To do:
Omit all images. Transcribe the rest of the material below exactly.
━━━ Provided records
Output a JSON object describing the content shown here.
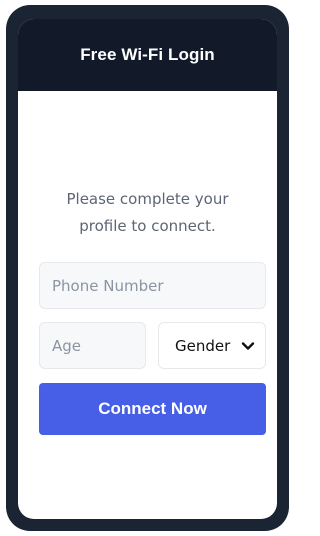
{
  "header": {
    "title": "Free Wi-Fi Login"
  },
  "prompt": {
    "line1": "Please complete your",
    "line2": "profile to connect."
  },
  "form": {
    "phone": {
      "placeholder": "Phone Number",
      "value": ""
    },
    "age": {
      "placeholder": "Age",
      "value": ""
    },
    "gender": {
      "selected": "Gender",
      "icon": "chevron-down-icon"
    },
    "connect_label": "Connect Now"
  },
  "colors": {
    "device_frame": "#1b2433",
    "header_bg": "#121a2a",
    "primary": "#465fe6",
    "prompt_text": "#5d6573",
    "field_bg": "#f7f8fa"
  }
}
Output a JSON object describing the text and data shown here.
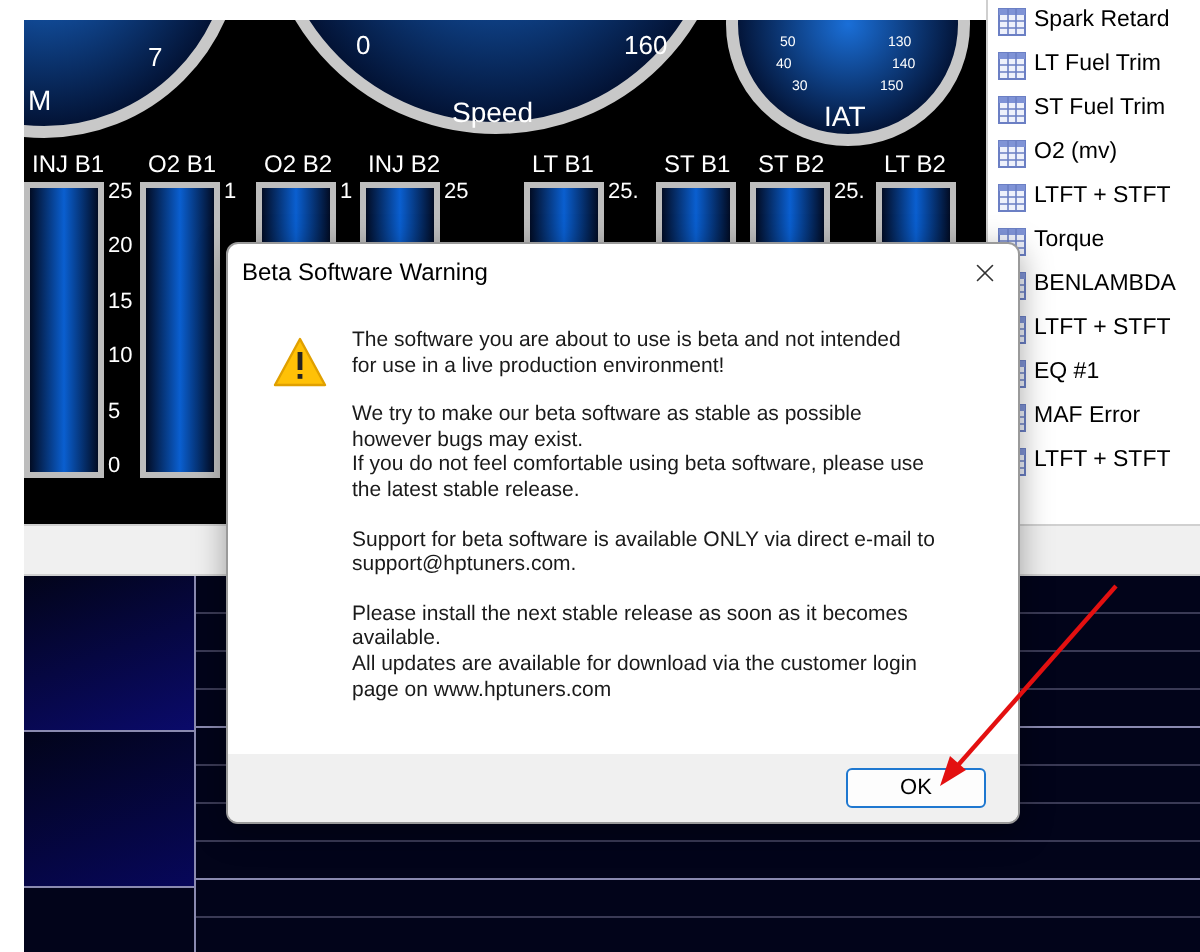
{
  "round_gauges": [
    {
      "label": "M",
      "ticks": [
        "7"
      ]
    },
    {
      "label": "Speed",
      "ticks": [
        "0",
        "160"
      ]
    },
    {
      "label": "IAT",
      "ticks": [
        "50",
        "40",
        "30",
        "130",
        "140",
        "150"
      ]
    }
  ],
  "bar_gauges": [
    {
      "label": "INJ B1",
      "scale": [
        "25",
        "20",
        "15",
        "10",
        "5",
        "0"
      ]
    },
    {
      "label": "O2 B1",
      "scale": [
        "1"
      ]
    },
    {
      "label": "O2 B2",
      "scale": [
        "1"
      ]
    },
    {
      "label": "INJ B2",
      "scale": [
        "25"
      ]
    },
    {
      "label": "LT B1",
      "scale": [
        "25."
      ]
    },
    {
      "label": "ST B1"
    },
    {
      "label": "ST B2",
      "scale": [
        "25."
      ]
    },
    {
      "label": "LT B2"
    }
  ],
  "sidebar": {
    "items": [
      "Spark Retard",
      "LT Fuel Trim",
      "ST Fuel Trim",
      "O2 (mv)",
      "LTFT + STFT",
      "Torque",
      "BENLAMBDA",
      "LTFT + STFT",
      "EQ #1",
      "MAF Error",
      "LTFT + STFT"
    ]
  },
  "dialog": {
    "title": "Beta Software Warning",
    "paragraphs": [
      "The software you are about to use is beta and not intended\nfor use in a live production environment!",
      "We try to make our beta software as stable as possible\nhowever bugs may exist.\nIf you do not feel comfortable using beta software, please use\nthe latest stable release.",
      "Support for beta software is available ONLY via direct e-mail to\nsupport@hptuners.com.",
      "Please install the next stable release as soon as it becomes\navailable.\nAll updates are available for download via the customer login\npage on www.hptuners.com"
    ],
    "buttons": [
      "OK"
    ]
  }
}
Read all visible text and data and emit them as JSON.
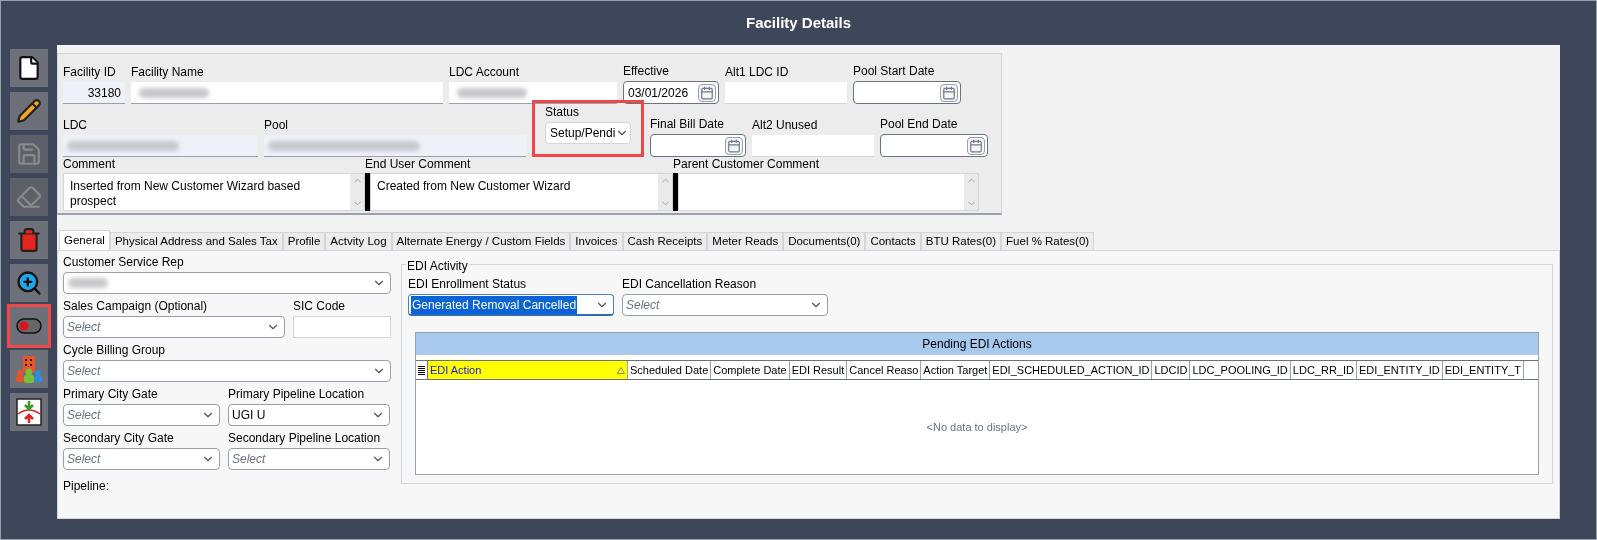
{
  "window": {
    "title": "Facility Details"
  },
  "toolbar": [
    {
      "kind": "new",
      "disabled": false,
      "highlighted": false
    },
    {
      "kind": "edit",
      "disabled": false,
      "highlighted": false
    },
    {
      "kind": "save",
      "disabled": true,
      "highlighted": false
    },
    {
      "kind": "erase",
      "disabled": true,
      "highlighted": false
    },
    {
      "kind": "delete",
      "disabled": false,
      "highlighted": false
    },
    {
      "kind": "zoom",
      "disabled": false,
      "highlighted": false
    },
    {
      "kind": "toggle",
      "disabled": false,
      "highlighted": true
    },
    {
      "kind": "people",
      "disabled": false,
      "highlighted": false
    },
    {
      "kind": "import",
      "disabled": false,
      "highlighted": false
    }
  ],
  "header": {
    "row_1": [
      {
        "kind": "readonly",
        "label": "Facility ID",
        "value": "33180"
      },
      {
        "kind": "redacted",
        "label": "Facility Name"
      },
      {
        "kind": "redacted",
        "label": "LDC Account"
      },
      {
        "kind": "date",
        "label": "Effective",
        "value": "03/01/2026"
      },
      {
        "kind": "text",
        "label": "Alt1  LDC ID"
      },
      {
        "kind": "date",
        "label": "Pool Start Date"
      }
    ],
    "row_2": [
      {
        "kind": "redacted_tinted",
        "label": "LDC"
      },
      {
        "kind": "redacted_tinted",
        "label": "Pool"
      },
      {
        "kind": "select",
        "label": "Status",
        "value": "Setup/Pendi",
        "highlighted": true
      },
      {
        "kind": "date",
        "label": "Final Bill Date"
      },
      {
        "kind": "text",
        "label": "Alt2  Unused"
      },
      {
        "kind": "date",
        "label": "Pool End Date"
      }
    ],
    "comments": [
      {
        "label": "Comment",
        "value": "Inserted from New Customer Wizard based prospect"
      },
      {
        "label": "End User Comment",
        "value": "Created from New Customer Wizard"
      },
      {
        "label": "Parent Customer Comment"
      }
    ]
  },
  "tabs": [
    {
      "label": "General",
      "selected": true
    },
    {
      "label": "Physical Address and Sales Tax",
      "selected": false
    },
    {
      "label": "Profile",
      "selected": false
    },
    {
      "label": "Actvity Log",
      "selected": false
    },
    {
      "label": "Alternate Energy / Custom Fields",
      "selected": false
    },
    {
      "label": "Invoices",
      "selected": false
    },
    {
      "label": "Cash Receipts",
      "selected": false
    },
    {
      "label": "Meter Reads",
      "selected": false
    },
    {
      "label": "Documents(0)",
      "selected": false
    },
    {
      "label": "Contacts",
      "selected": false
    },
    {
      "label": "BTU Rates(0)",
      "selected": false
    },
    {
      "label": "Fuel % Rates(0)",
      "selected": false
    }
  ],
  "general": {
    "customer_service_rep": {
      "label": "Customer Service Rep"
    },
    "sales_campaign": {
      "label": "Sales Campaign (Optional)",
      "placeholder": "Select"
    },
    "sic_code": {
      "label": "SIC Code"
    },
    "cycle_billing_group": {
      "label": "Cycle Billing Group",
      "placeholder": "Select"
    },
    "primary_city_gate": {
      "label": "Primary City Gate",
      "placeholder": "Select"
    },
    "primary_pipeline_location": {
      "label": "Primary Pipeline Location",
      "value": "UGI U"
    },
    "secondary_city_gate": {
      "label": "Secondary City Gate",
      "placeholder": "Select"
    },
    "secondary_pipeline_location": {
      "label": "Secondary Pipeline Location",
      "placeholder": "Select"
    },
    "pipeline": {
      "label": "Pipeline:"
    }
  },
  "edi_activity": {
    "title": "EDI Activity",
    "enrollment_status": {
      "label": "EDI Enrollment Status",
      "value": "Generated Removal Cancelled",
      "focused": true
    },
    "cancellation_reason": {
      "label": "EDI Cancellation Reason",
      "placeholder": "Select"
    },
    "grid": {
      "title": "Pending EDI Actions",
      "empty_text": "<No data to display>",
      "columns": [
        {
          "label": "EDI Action",
          "sorted": true
        },
        {
          "label": "Scheduled Date",
          "sorted": false
        },
        {
          "label": "Complete Date",
          "sorted": false
        },
        {
          "label": "EDI Result",
          "sorted": false
        },
        {
          "label": "Cancel Reaso",
          "sorted": false
        },
        {
          "label": "Action Target",
          "sorted": false
        },
        {
          "label": "EDI_SCHEDULED_ACTION_ID",
          "sorted": false
        },
        {
          "label": "LDCID",
          "sorted": false
        },
        {
          "label": "LDC_POOLING_ID",
          "sorted": false
        },
        {
          "label": "LDC_RR_ID",
          "sorted": false
        },
        {
          "label": "EDI_ENTITY_ID",
          "sorted": false
        },
        {
          "label": "EDI_ENTITY_T",
          "sorted": false
        }
      ]
    }
  }
}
━━━━━━
Reply:
Output a JSON object describing the content shown here.
{
  "header": {
    "title": "Free Wi-Fi Login"
  },
  "prompt": {
    "line1": "Please complete your",
    "line2": "profile to connect."
  },
  "form": {
    "phone": {
      "placeholder": "Phone Number",
      "value": ""
    },
    "age": {
      "placeholder": "Age",
      "value": ""
    },
    "gender": {
      "selected": "Gender",
      "icon": "chevron-down-icon"
    },
    "connect_label": "Connect Now"
  },
  "colors": {
    "device_frame": "#1b2433",
    "header_bg": "#121a2a",
    "primary": "#465fe6",
    "prompt_text": "#5d6573",
    "field_bg": "#f7f8fa"
  }
}
Output a JSON object describing the text and data shown here.
{
  "round_gauges": [
    {
      "label": "M",
      "ticks": [
        "7"
      ]
    },
    {
      "label": "Speed",
      "ticks": [
        "0",
        "160"
      ]
    },
    {
      "label": "IAT",
      "ticks": [
        "50",
        "40",
        "30",
        "130",
        "140",
        "150"
      ]
    }
  ],
  "bar_gauges": [
    {
      "label": "INJ B1",
      "scale": [
        "25",
        "20",
        "15",
        "10",
        "5",
        "0"
      ]
    },
    {
      "label": "O2 B1",
      "scale": [
        "1"
      ]
    },
    {
      "label": "O2 B2",
      "scale": [
        "1"
      ]
    },
    {
      "label": "INJ B2",
      "scale": [
        "25"
      ]
    },
    {
      "label": "LT B1",
      "scale": [
        "25."
      ]
    },
    {
      "label": "ST B1"
    },
    {
      "label": "ST B2",
      "scale": [
        "25."
      ]
    },
    {
      "label": "LT B2"
    }
  ],
  "sidebar": {
    "items": [
      "Spark Retard",
      "LT Fuel Trim",
      "ST Fuel Trim",
      "O2 (mv)",
      "LTFT + STFT",
      "Torque",
      "BENLAMBDA",
      "LTFT + STFT",
      "EQ #1",
      "MAF Error",
      "LTFT + STFT"
    ]
  },
  "dialog": {
    "title": "Beta Software Warning",
    "paragraphs": [
      "The software you are about to use is beta and not intended\nfor use in a live production environment!",
      "We try to make our beta software as stable as possible\nhowever bugs may exist.\nIf you do not feel comfortable using beta software, please use\nthe latest stable release.",
      "Support for beta software is available ONLY via direct e-mail to\nsupport@hptuners.com.",
      "Please install the next stable release as soon as it becomes\navailable.\nAll updates are available for download via the customer login\npage on www.hptuners.com"
    ],
    "buttons": [
      "OK"
    ]
  }
}
Read all visible text and data and emit them as JSON.
{
  "window": {
    "title": "Facility Details"
  },
  "toolbar": [
    {
      "kind": "new",
      "disabled": false,
      "highlighted": false
    },
    {
      "kind": "edit",
      "disabled": false,
      "highlighted": false
    },
    {
      "kind": "save",
      "disabled": true,
      "highlighted": false
    },
    {
      "kind": "erase",
      "disabled": true,
      "highlighted": false
    },
    {
      "kind": "delete",
      "disabled": false,
      "highlighted": false
    },
    {
      "kind": "zoom",
      "disabled": false,
      "highlighted": false
    },
    {
      "kind": "toggle",
      "disabled": false,
      "highlighted": true
    },
    {
      "kind": "people",
      "disabled": false,
      "highlighted": false
    },
    {
      "kind": "import",
      "disabled": false,
      "highlighted": false
    }
  ],
  "header": {
    "row_1": [
      {
        "kind": "readonly",
        "label": "Facility ID",
        "value": "33180"
      },
      {
        "kind": "redacted",
        "label": "Facility Name"
      },
      {
        "kind": "redacted",
        "label": "LDC Account"
      },
      {
        "kind": "date",
        "label": "Effective",
        "value": "03/01/2026"
      },
      {
        "kind": "text",
        "label": "Alt1  LDC ID"
      },
      {
        "kind": "date",
        "label": "Pool Start Date"
      }
    ],
    "row_2": [
      {
        "kind": "redacted_tinted",
        "label": "LDC"
      },
      {
        "kind": "redacted_tinted",
        "label": "Pool"
      },
      {
        "kind": "select",
        "label": "Status",
        "value": "Setup/Pendi",
        "highlighted": true
      },
      {
        "kind": "date",
        "label": "Final Bill Date"
      },
      {
        "kind": "text",
        "label": "Alt2  Unused"
      },
      {
        "kind": "date",
        "label": "Pool End Date"
      }
    ],
    "comments": [
      {
        "label": "Comment",
        "value": "Inserted from New Customer Wizard based prospect"
      },
      {
        "label": "End User Comment",
        "value": "Created from New Customer Wizard"
      },
      {
        "label": "Parent Customer Comment"
      }
    ]
  },
  "tabs": [
    {
      "label": "General",
      "selected": true
    },
    {
      "label": "Physical Address and Sales Tax",
      "selected": false
    },
    {
      "label": "Profile",
      "selected": false
    },
    {
      "label": "Actvity Log",
      "selected": false
    },
    {
      "label": "Alternate Energy / Custom Fields",
      "selected": false
    },
    {
      "label": "Invoices",
      "selected": false
    },
    {
      "label": "Cash Receipts",
      "selected": false
    },
    {
      "label": "Meter Reads",
      "selected": false
    },
    {
      "label": "Documents(0)",
      "selected": false
    },
    {
      "label": "Contacts",
      "selected": false
    },
    {
      "label": "BTU Rates(0)",
      "selected": false
    },
    {
      "label": "Fuel % Rates(0)",
      "selected": false
    }
  ],
  "general": {
    "customer_service_rep": {
      "label": "Customer Service Rep"
    },
    "sales_campaign": {
      "label": "Sales Campaign (Optional)",
      "placeholder": "Select"
    },
    "sic_code": {
      "label": "SIC Code"
    },
    "cycle_billing_group": {
      "label": "Cycle Billing Group",
      "placeholder": "Select"
    },
    "primary_city_gate": {
      "label": "Primary City Gate",
      "placeholder": "Select"
    },
    "primary_pipeline_location": {
      "label": "Primary Pipeline Location",
      "value": "UGI U"
    },
    "secondary_city_gate": {
      "label": "Secondary City Gate",
      "placeholder": "Select"
    },
    "secondary_pipeline_location": {
      "label": "Secondary Pipeline Location",
      "placeholder": "Select"
    },
    "pipeline": {
      "label": "Pipeline:"
    }
  },
  "edi_activity": {
    "title": "EDI Activity",
    "enrollment_status": {
      "label": "EDI Enrollment Status",
      "value": "Generated Removal Cancelled",
      "focused": true
    },
    "cancellation_reason": {
      "label": "EDI Cancellation Reason",
      "placeholder": "Select"
    },
    "grid": {
      "title": "Pending EDI Actions",
      "empty_text": "<No data to display>",
      "columns": [
        {
          "label": "EDI Action",
          "sorted": true
        },
        {
          "label": "Scheduled Date",
          "sorted": false
        },
        {
          "label": "Complete Date",
          "sorted": false
        },
        {
          "label": "EDI Result",
          "sorted": false
        },
        {
          "label": "Cancel Reaso",
          "sorted": false
        },
        {
          "label": "Action Target",
          "sorted": false
        },
        {
          "label": "EDI_SCHEDULED_ACTION_ID",
          "sorted": false
        },
        {
          "label": "LDCID",
          "sorted": false
        },
        {
          "label": "LDC_POOLING_ID",
          "sorted": false
        },
        {
          "label": "LDC_RR_ID",
          "sorted": false
        },
        {
          "label": "EDI_ENTITY_ID",
          "sorted": false
        },
        {
          "label": "EDI_ENTITY_T",
          "sorted": false
        }
      ]
    }
  }
}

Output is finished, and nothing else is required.